▶ EXERCISE BRIEF
Can you reproduce the stretch of the listing from the line containing "wire branch to valve 4 (145, 222, 147, 299)" through the line containing "node B (414, 128, 435, 152)", both lines included, exactly as each appears?

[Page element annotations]
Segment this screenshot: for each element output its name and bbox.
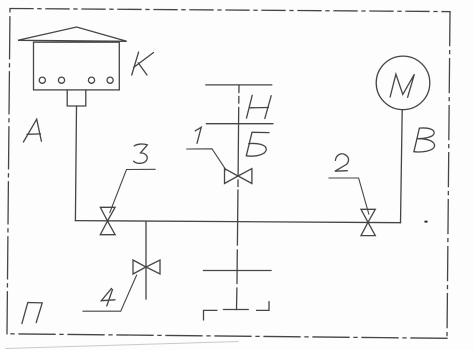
wire branch to valve 4 (145, 222, 147, 299)
node H (247, 95, 272, 118)
node Б (246, 132, 269, 156)
label 3 (110, 144, 155, 212)
wire lower cross bar (204, 270, 272, 272)
wire center vertical line (237, 85, 240, 310)
valve 3 (100, 207, 115, 234)
wire main horizontal line (75, 221, 400, 223)
label K (132, 52, 154, 75)
node П (22, 303, 42, 324)
motor M (376, 56, 430, 110)
drain pit dashed bracket left (204, 310, 217, 320)
valve 1 (225, 169, 252, 184)
label 1 (187, 127, 226, 170)
drain pit dashed bracket right (257, 302, 269, 311)
valve 4 (133, 260, 160, 274)
drain outlet T-end (224, 309, 249, 311)
node B (414, 128, 435, 152)
node bar B middle (206, 123, 272, 125)
node A (23, 119, 41, 142)
node bar H top (206, 84, 272, 86)
label 4 (83, 275, 137, 311)
tank K (18, 27, 127, 106)
label M (390, 74, 414, 97)
label 2 (329, 154, 369, 214)
wire from motor M down to main line (401, 110, 403, 223)
wire from tank K down to main line (75, 106, 76, 221)
valve 2 (361, 209, 375, 235)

▶ RESPONSE TO THE EXERCISE
wire branch to valve 4 (145, 222, 147, 299)
node H (247, 95, 272, 118)
node Б (246, 132, 269, 156)
label 3 (110, 144, 155, 212)
wire lower cross bar (204, 270, 272, 272)
wire center vertical line (237, 85, 240, 310)
valve 3 (100, 207, 115, 234)
wire main horizontal line (75, 221, 400, 223)
label K (132, 52, 154, 75)
node П (22, 303, 42, 324)
motor M (376, 56, 430, 110)
drain pit dashed bracket left (204, 310, 217, 320)
valve 1 (225, 169, 252, 184)
label 1 (187, 127, 226, 170)
drain pit dashed bracket right (257, 302, 269, 311)
valve 4 (133, 260, 160, 274)
drain outlet T-end (224, 309, 249, 311)
node B (414, 128, 435, 152)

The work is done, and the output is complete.